TASK BRIEF:
Word for word, retype every entry in the listing.

# start of DATA PROVIDED

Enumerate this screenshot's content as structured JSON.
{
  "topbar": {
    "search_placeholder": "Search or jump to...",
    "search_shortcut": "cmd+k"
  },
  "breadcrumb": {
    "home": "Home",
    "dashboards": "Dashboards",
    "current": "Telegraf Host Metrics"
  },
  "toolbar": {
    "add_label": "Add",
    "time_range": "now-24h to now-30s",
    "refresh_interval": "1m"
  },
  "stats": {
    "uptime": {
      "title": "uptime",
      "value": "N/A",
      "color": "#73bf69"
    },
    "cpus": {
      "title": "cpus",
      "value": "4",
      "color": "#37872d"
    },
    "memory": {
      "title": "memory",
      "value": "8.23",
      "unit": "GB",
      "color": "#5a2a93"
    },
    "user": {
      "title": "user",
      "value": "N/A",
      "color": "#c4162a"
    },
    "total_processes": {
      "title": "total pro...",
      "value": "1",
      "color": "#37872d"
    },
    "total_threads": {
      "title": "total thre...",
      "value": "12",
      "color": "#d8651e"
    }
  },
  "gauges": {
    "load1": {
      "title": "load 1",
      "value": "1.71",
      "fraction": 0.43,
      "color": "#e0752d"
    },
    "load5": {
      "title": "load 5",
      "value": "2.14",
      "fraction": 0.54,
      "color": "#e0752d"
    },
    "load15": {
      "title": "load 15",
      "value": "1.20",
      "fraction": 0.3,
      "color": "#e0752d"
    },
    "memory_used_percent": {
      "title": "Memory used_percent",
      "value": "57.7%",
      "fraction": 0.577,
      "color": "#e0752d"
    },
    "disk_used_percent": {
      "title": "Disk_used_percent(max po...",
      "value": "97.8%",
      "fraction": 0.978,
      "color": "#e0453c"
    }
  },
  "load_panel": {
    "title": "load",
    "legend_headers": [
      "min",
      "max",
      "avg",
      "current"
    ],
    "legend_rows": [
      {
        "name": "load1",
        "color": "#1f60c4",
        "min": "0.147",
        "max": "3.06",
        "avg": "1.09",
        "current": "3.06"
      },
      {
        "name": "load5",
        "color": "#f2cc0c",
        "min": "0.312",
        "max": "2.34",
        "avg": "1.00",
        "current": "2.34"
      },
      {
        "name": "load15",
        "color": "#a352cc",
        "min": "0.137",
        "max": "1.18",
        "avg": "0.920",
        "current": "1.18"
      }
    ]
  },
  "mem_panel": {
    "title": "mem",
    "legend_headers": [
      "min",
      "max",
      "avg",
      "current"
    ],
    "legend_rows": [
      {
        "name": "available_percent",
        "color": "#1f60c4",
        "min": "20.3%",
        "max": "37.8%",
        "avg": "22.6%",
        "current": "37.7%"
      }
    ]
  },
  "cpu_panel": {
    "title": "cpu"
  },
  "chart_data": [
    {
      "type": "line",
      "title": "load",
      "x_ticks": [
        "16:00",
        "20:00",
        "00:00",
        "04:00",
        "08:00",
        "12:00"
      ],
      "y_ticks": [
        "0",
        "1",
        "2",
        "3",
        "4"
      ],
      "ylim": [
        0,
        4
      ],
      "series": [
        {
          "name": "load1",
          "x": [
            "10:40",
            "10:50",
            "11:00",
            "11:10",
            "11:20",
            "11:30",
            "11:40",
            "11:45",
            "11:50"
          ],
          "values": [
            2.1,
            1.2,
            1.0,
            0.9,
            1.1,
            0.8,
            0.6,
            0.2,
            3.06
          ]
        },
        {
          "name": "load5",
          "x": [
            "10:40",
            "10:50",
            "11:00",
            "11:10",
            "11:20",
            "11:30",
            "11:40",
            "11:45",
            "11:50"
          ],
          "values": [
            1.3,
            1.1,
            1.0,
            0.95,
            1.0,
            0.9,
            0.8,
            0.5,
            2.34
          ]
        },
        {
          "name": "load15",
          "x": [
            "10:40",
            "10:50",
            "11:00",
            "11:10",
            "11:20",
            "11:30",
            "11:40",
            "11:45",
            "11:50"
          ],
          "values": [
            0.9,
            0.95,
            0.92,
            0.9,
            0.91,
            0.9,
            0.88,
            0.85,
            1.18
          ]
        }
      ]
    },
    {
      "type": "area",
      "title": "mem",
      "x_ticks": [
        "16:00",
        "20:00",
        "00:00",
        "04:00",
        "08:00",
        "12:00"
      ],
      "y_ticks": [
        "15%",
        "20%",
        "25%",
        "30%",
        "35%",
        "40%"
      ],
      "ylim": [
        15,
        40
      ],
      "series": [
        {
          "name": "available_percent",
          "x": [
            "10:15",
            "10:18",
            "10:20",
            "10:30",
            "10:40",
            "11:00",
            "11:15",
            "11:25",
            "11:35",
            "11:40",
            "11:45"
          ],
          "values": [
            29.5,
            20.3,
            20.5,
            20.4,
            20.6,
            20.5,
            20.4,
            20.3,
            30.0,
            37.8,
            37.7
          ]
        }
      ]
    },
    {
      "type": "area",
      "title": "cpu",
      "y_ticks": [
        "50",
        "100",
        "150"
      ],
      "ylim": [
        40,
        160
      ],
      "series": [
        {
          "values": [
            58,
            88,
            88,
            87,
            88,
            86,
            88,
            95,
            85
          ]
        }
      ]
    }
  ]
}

# end of DATA PROVIDED

WRITTEN RESPONSE:
Enumerate this screenshot's content as structured JSON.
{
  "topbar": {
    "search_placeholder": "Search or jump to...",
    "search_shortcut": "cmd+k"
  },
  "breadcrumb": {
    "home": "Home",
    "dashboards": "Dashboards",
    "current": "Telegraf Host Metrics"
  },
  "toolbar": {
    "add_label": "Add",
    "time_range": "now-24h to now-30s",
    "refresh_interval": "1m"
  },
  "stats": {
    "uptime": {
      "title": "uptime",
      "value": "N/A",
      "color": "#73bf69"
    },
    "cpus": {
      "title": "cpus",
      "value": "4",
      "color": "#37872d"
    },
    "memory": {
      "title": "memory",
      "value": "8.23",
      "unit": "GB",
      "color": "#5a2a93"
    },
    "user": {
      "title": "user",
      "value": "N/A",
      "color": "#c4162a"
    },
    "total_processes": {
      "title": "total pro...",
      "value": "1",
      "color": "#37872d"
    },
    "total_threads": {
      "title": "total thre...",
      "value": "12",
      "color": "#d8651e"
    }
  },
  "gauges": {
    "load1": {
      "title": "load 1",
      "value": "1.71",
      "fraction": 0.43,
      "color": "#e0752d"
    },
    "load5": {
      "title": "load 5",
      "value": "2.14",
      "fraction": 0.54,
      "color": "#e0752d"
    },
    "load15": {
      "title": "load 15",
      "value": "1.20",
      "fraction": 0.3,
      "color": "#e0752d"
    },
    "memory_used_percent": {
      "title": "Memory used_percent",
      "value": "57.7%",
      "fraction": 0.577,
      "color": "#e0752d"
    },
    "disk_used_percent": {
      "title": "Disk_used_percent(max po...",
      "value": "97.8%",
      "fraction": 0.978,
      "color": "#e0453c"
    }
  },
  "load_panel": {
    "title": "load",
    "legend_headers": [
      "min",
      "max",
      "avg",
      "current"
    ],
    "legend_rows": [
      {
        "name": "load1",
        "color": "#1f60c4",
        "min": "0.147",
        "max": "3.06",
        "avg": "1.09",
        "current": "3.06"
      },
      {
        "name": "load5",
        "color": "#f2cc0c",
        "min": "0.312",
        "max": "2.34",
        "avg": "1.00",
        "current": "2.34"
      },
      {
        "name": "load15",
        "color": "#a352cc",
        "min": "0.137",
        "max": "1.18",
        "avg": "0.920",
        "current": "1.18"
      }
    ]
  },
  "mem_panel": {
    "title": "mem",
    "legend_headers": [
      "min",
      "max",
      "avg",
      "current"
    ],
    "legend_rows": [
      {
        "name": "available_percent",
        "color": "#1f60c4",
        "min": "20.3%",
        "max": "37.8%",
        "avg": "22.6%",
        "current": "37.7%"
      }
    ]
  },
  "cpu_panel": {
    "title": "cpu"
  },
  "chart_data": [
    {
      "type": "line",
      "title": "load",
      "x_ticks": [
        "16:00",
        "20:00",
        "00:00",
        "04:00",
        "08:00",
        "12:00"
      ],
      "y_ticks": [
        "0",
        "1",
        "2",
        "3",
        "4"
      ],
      "ylim": [
        0,
        4
      ],
      "series": [
        {
          "name": "load1",
          "x": [
            "10:40",
            "10:50",
            "11:00",
            "11:10",
            "11:20",
            "11:30",
            "11:40",
            "11:45",
            "11:50"
          ],
          "values": [
            2.1,
            1.2,
            1.0,
            0.9,
            1.1,
            0.8,
            0.6,
            0.2,
            3.06
          ]
        },
        {
          "name": "load5",
          "x": [
            "10:40",
            "10:50",
            "11:00",
            "11:10",
            "11:20",
            "11:30",
            "11:40",
            "11:45",
            "11:50"
          ],
          "values": [
            1.3,
            1.1,
            1.0,
            0.95,
            1.0,
            0.9,
            0.8,
            0.5,
            2.34
          ]
        },
        {
          "name": "load15",
          "x": [
            "10:40",
            "10:50",
            "11:00",
            "11:10",
            "11:20",
            "11:30",
            "11:40",
            "11:45",
            "11:50"
          ],
          "values": [
            0.9,
            0.95,
            0.92,
            0.9,
            0.91,
            0.9,
            0.88,
            0.85,
            1.18
          ]
        }
      ]
    },
    {
      "type": "area",
      "title": "mem",
      "x_ticks": [
        "16:00",
        "20:00",
        "00:00",
        "04:00",
        "08:00",
        "12:00"
      ],
      "y_ticks": [
        "15%",
        "20%",
        "25%",
        "30%",
        "35%",
        "40%"
      ],
      "ylim": [
        15,
        40
      ],
      "series": [
        {
          "name": "available_percent",
          "x": [
            "10:15",
            "10:18",
            "10:20",
            "10:30",
            "10:40",
            "11:00",
            "11:15",
            "11:25",
            "11:35",
            "11:40",
            "11:45"
          ],
          "values": [
            29.5,
            20.3,
            20.5,
            20.4,
            20.6,
            20.5,
            20.4,
            20.3,
            30.0,
            37.8,
            37.7
          ]
        }
      ]
    },
    {
      "type": "area",
      "title": "cpu",
      "y_ticks": [
        "50",
        "100",
        "150"
      ],
      "ylim": [
        40,
        160
      ],
      "series": [
        {
          "values": [
            58,
            88,
            88,
            87,
            88,
            86,
            88,
            95,
            85
          ]
        }
      ]
    }
  ]
}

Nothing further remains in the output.